--- ARTICLE ---
** start **
Tutorial: Inverse Participation Ratio (IPR) Analysis

Introduction

The Inverse Participation Ratio (IPR) is a powerful computational tool used in electronic structure calculations to identify and quantify the localization of electronic states in materials. This tutorial will guide you through understanding what IPR is, why it’s important, and how to use PyProcar to analyze IPR in real materials.

What is the Inverse Participation Ratio?

Physical Concept

In condensed matter physics, electronic states can be broadly classified into two categories:

1. Extended states: Electronic wavefunctions that are delocalized across the entire crystal, typical of bulk electronic states

2. Localized states: Electronic wavefunctions that are confined to specific regions, such as surface states, defect states, or interface states

The IPR provides a quantitative measure to distinguish between these two types of states. It is particularly valuable because traditional methods of identifying localized states—such as examining atomic projections—can be cumbersome and sometimes misleading.

Mathematical Definition

The Inverse Participation Ratio is defined as:

\[IPR_{nk} = \frac{\sum_{a} |c_{nka}|^4}{\left(\sum_a |c_{nka}|^2\right)^2}\]

where:

• \(n\) is the band index

• \(k\) is the k-point index

• \(a\) is the atom index

• \(c_{nka}\) are the wavefunction coefficients

Interpretation of IPR Values

The IPR provides intuitive values that directly relate to the degree of localization:

• IPR = 1: Perfectly localized state (wavefunction concentrated on a single atom)
** end **
--- WHAT IS ASKED ---
1 – In the IPR tutorial, switch "PyProcar" to "a Python package" and give the stretch from "Introduction" through "in real materials." again.
2 – In the IPR tutorial's definition, what does the index a stand for?
3 – Condense the IPR tutorial's paragraph beginning "The IPR provides a quantitative measure" into a shorter version that keeps its main facts.

--- SUPPLIED INFORMATION ---
** start **
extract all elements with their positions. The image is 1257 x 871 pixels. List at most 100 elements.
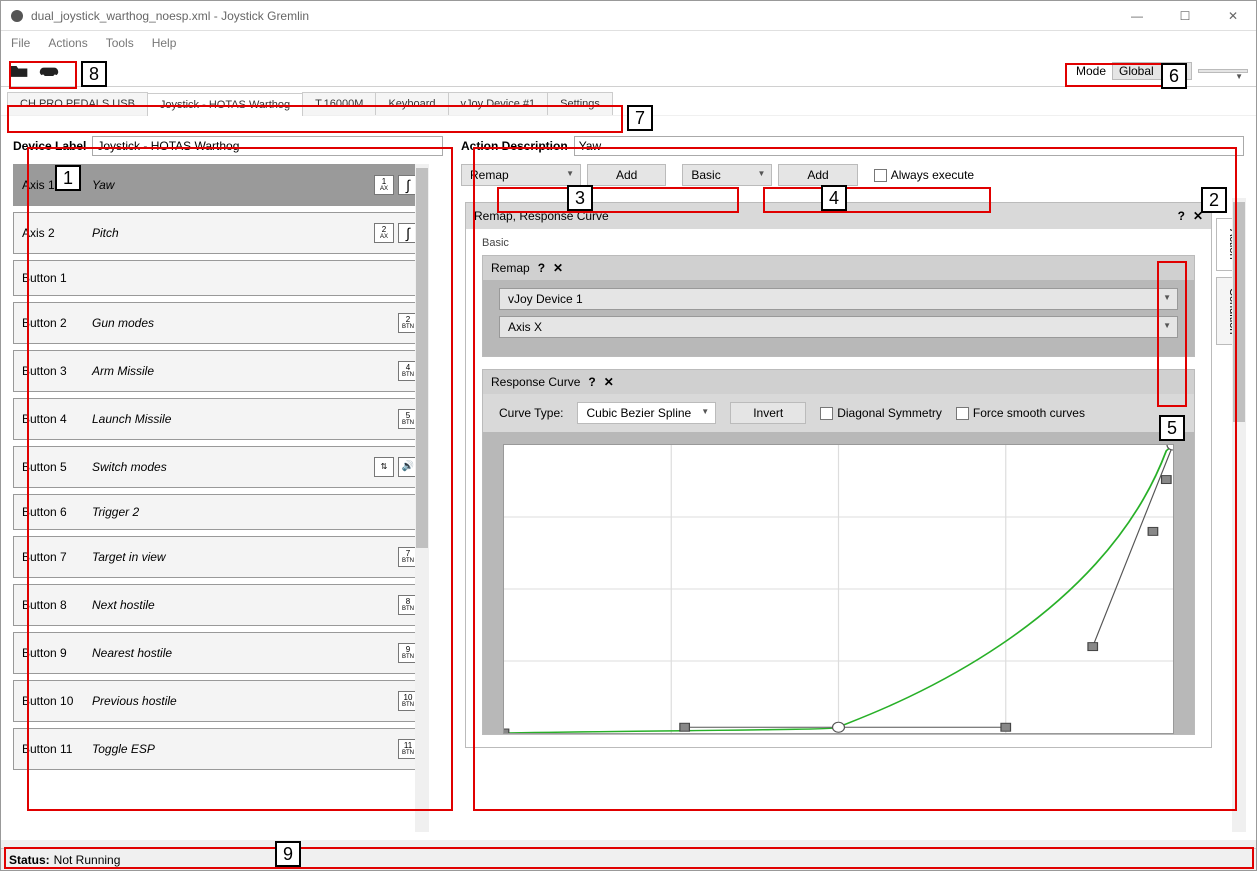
** end **
--- EXPECTED OUTPUTS ---
1 –
Introduction

The Inverse Participation Ratio (IPR) is a powerful computational tool used in electronic structure calculations to identify and quantify the localization of electronic states in materials. This tutorial will guide you through understanding what IPR is, why it’s important, and how to use a Python package to analyze IPR in real materials.

2 – The atom index.

3 – The IPR gives a quantitative way to tell extended states from localized ones. This matters because the usual ways of spotting localized states, such as checking atomic projections, can be cumbersome and sometimes misleading.